**Work to be completed:** Filter the records below down to lines containing "Control".

Data entries for graphics:

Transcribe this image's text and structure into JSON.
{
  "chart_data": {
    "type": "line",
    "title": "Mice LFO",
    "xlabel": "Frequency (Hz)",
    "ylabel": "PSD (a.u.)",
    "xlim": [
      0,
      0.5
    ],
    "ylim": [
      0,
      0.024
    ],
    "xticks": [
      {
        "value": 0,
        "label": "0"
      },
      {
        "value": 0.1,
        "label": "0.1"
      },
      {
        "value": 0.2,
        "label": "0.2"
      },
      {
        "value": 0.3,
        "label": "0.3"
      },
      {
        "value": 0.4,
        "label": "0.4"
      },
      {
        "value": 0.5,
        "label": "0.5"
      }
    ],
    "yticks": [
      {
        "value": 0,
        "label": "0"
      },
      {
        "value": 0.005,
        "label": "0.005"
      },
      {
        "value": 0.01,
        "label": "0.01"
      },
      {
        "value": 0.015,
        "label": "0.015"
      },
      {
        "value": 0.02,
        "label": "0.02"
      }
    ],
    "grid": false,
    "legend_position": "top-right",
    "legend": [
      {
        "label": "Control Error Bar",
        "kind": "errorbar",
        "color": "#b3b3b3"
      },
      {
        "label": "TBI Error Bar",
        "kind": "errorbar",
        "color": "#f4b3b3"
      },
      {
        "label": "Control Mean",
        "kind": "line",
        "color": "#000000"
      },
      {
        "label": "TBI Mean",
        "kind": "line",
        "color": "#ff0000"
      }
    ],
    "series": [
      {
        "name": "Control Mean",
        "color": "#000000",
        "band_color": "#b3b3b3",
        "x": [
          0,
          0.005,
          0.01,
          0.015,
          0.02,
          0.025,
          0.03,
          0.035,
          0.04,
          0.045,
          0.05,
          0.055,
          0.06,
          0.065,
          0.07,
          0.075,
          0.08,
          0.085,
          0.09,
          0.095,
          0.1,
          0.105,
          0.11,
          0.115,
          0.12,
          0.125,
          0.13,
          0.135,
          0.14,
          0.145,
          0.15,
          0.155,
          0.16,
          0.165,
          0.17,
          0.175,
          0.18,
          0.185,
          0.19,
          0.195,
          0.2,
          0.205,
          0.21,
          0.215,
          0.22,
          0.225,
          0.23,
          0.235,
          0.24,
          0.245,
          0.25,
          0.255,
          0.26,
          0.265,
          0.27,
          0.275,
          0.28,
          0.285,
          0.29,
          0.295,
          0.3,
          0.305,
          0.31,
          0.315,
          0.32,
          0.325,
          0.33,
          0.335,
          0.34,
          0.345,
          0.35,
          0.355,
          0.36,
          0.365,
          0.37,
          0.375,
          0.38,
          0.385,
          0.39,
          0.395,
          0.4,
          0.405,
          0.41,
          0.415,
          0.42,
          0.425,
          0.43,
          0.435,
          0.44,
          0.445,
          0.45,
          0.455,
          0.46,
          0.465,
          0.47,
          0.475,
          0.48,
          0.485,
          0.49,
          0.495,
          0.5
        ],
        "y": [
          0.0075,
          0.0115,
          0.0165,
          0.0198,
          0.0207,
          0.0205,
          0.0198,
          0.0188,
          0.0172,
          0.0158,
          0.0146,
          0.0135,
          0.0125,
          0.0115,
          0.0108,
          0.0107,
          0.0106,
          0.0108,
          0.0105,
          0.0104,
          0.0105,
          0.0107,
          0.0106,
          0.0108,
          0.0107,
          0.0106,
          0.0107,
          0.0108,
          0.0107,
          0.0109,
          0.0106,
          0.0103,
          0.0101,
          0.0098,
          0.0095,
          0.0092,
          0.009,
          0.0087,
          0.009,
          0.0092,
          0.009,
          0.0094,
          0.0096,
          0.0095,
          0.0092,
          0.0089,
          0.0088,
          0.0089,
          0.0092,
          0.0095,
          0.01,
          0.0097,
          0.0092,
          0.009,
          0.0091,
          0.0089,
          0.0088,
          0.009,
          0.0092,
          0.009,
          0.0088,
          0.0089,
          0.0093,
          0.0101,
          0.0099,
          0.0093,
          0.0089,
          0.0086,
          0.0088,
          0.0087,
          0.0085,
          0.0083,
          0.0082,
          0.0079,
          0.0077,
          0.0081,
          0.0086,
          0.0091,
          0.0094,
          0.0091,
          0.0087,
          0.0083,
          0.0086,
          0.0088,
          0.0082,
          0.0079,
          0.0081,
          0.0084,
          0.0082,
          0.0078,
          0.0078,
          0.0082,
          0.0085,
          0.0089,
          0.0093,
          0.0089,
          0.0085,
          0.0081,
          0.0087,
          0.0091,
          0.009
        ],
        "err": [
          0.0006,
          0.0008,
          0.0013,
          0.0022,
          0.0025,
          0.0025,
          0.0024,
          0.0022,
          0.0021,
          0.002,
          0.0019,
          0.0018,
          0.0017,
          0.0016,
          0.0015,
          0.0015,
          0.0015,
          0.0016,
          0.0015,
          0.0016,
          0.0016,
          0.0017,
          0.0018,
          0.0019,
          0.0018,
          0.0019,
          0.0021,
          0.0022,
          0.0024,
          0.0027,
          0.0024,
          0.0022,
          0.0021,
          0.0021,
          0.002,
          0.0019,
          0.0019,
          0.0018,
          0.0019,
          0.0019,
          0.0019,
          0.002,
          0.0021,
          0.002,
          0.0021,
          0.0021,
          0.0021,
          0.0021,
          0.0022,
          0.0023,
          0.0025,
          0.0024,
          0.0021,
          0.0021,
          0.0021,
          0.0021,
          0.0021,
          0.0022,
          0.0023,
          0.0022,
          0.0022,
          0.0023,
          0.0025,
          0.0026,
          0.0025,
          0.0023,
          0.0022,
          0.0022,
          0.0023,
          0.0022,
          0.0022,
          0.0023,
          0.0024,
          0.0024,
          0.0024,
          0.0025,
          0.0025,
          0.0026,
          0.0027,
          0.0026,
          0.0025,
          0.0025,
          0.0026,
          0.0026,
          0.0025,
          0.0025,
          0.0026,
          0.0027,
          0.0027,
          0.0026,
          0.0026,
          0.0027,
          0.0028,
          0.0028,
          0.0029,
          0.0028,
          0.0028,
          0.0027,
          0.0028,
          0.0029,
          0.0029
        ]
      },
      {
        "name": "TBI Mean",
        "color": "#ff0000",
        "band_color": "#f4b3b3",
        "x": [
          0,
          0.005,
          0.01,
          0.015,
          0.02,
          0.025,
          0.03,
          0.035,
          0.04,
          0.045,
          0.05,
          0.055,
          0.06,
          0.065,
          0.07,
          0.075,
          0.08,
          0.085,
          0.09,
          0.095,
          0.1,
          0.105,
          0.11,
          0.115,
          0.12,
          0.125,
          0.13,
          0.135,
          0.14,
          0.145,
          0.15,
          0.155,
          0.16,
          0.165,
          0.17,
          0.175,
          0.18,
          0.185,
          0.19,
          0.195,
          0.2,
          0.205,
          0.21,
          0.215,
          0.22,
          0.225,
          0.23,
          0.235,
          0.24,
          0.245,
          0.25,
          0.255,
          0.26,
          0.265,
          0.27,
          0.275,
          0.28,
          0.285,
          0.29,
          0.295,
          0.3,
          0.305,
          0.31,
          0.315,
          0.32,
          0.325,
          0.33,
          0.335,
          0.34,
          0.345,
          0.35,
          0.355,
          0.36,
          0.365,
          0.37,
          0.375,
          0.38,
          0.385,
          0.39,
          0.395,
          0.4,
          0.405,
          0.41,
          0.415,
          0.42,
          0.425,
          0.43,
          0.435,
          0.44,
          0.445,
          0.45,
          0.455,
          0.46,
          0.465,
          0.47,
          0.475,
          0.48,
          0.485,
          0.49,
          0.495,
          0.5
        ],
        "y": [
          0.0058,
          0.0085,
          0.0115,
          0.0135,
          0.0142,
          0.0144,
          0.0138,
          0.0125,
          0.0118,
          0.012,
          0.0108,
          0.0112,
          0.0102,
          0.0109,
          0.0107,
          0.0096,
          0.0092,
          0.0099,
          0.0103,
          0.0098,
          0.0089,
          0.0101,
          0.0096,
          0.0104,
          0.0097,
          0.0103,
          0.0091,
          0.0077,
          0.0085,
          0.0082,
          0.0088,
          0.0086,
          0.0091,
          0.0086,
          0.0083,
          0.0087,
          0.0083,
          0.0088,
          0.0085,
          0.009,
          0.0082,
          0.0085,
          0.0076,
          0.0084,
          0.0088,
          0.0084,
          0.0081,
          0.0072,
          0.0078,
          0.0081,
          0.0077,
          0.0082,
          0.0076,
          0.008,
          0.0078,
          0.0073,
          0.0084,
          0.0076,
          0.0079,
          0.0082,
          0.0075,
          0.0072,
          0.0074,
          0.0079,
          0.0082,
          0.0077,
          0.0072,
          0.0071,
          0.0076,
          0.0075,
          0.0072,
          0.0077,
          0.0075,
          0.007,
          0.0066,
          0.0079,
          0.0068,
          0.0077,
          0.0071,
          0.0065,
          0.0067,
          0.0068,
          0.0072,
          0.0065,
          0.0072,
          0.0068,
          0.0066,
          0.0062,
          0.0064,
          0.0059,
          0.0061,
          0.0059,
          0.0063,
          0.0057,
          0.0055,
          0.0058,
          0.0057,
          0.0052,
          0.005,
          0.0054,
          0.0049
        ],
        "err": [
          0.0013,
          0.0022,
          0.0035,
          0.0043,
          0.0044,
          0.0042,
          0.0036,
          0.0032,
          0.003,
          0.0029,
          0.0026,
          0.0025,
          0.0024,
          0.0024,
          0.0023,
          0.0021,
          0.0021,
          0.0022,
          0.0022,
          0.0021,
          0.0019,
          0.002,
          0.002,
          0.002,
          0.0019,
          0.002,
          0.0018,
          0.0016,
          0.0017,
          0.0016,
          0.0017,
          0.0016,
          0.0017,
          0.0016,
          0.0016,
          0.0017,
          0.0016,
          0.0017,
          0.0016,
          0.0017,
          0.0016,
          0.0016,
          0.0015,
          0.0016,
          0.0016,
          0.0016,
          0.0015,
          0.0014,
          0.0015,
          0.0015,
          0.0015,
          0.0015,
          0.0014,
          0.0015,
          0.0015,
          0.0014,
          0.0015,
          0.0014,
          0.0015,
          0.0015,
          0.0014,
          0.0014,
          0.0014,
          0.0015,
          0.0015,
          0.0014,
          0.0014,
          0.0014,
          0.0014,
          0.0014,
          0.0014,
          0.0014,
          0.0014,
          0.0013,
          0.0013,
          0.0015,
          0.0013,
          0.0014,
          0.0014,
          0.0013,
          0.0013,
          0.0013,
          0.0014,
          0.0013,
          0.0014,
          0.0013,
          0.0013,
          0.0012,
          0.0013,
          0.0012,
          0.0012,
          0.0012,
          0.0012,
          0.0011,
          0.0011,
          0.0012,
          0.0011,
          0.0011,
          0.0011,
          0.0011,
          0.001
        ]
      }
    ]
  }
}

**Answer to this problem:**
        "label": "Control Error Bar",
        "label": "Control Mean",
        "name": "Control Mean",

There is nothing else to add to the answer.